### OBJECTIVE
Would you return all of this data exactly, leaving nothing out?

### RECORD LIST
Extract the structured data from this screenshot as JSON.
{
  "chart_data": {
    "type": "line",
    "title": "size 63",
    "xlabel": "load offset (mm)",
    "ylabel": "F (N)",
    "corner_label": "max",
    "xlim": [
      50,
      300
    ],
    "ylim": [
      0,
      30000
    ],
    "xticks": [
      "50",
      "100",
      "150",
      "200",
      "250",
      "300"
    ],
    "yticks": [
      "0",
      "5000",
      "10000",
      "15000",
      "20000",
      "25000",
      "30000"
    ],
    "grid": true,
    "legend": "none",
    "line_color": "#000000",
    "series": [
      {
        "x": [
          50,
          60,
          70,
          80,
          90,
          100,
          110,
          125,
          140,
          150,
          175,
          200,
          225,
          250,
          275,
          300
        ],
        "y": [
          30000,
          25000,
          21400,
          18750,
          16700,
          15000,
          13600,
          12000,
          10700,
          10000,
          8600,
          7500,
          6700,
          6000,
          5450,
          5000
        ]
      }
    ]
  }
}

### WORKED ANSWER
Extract the structured data from this screenshot as JSON.
{
  "chart_data": {
    "type": "line",
    "title": "size 63",
    "xlabel": "load offset (mm)",
    "ylabel": "F (N)",
    "corner_label": "max",
    "xlim": [
      50,
      300
    ],
    "ylim": [
      0,
      30000
    ],
    "xticks": [
      "50",
      "100",
      "150",
      "200",
      "250",
      "300"
    ],
    "yticks": [
      "0",
      "5000",
      "10000",
      "15000",
      "20000",
      "25000",
      "30000"
    ],
    "grid": true,
    "legend": "none",
    "line_color": "#000000",
    "series": [
      {
        "x": [
          50,
          60,
          70,
          80,
          90,
          100,
          110,
          125,
          140,
          150,
          175,
          200,
          225,
          250,
          275,
          300
        ],
        "y": [
          30000,
          25000,
          21400,
          18750,
          16700,
          15000,
          13600,
          12000,
          10700,
          10000,
          8600,
          7500,
          6700,
          6000,
          5450,
          5000
        ]
      }
    ]
  }
}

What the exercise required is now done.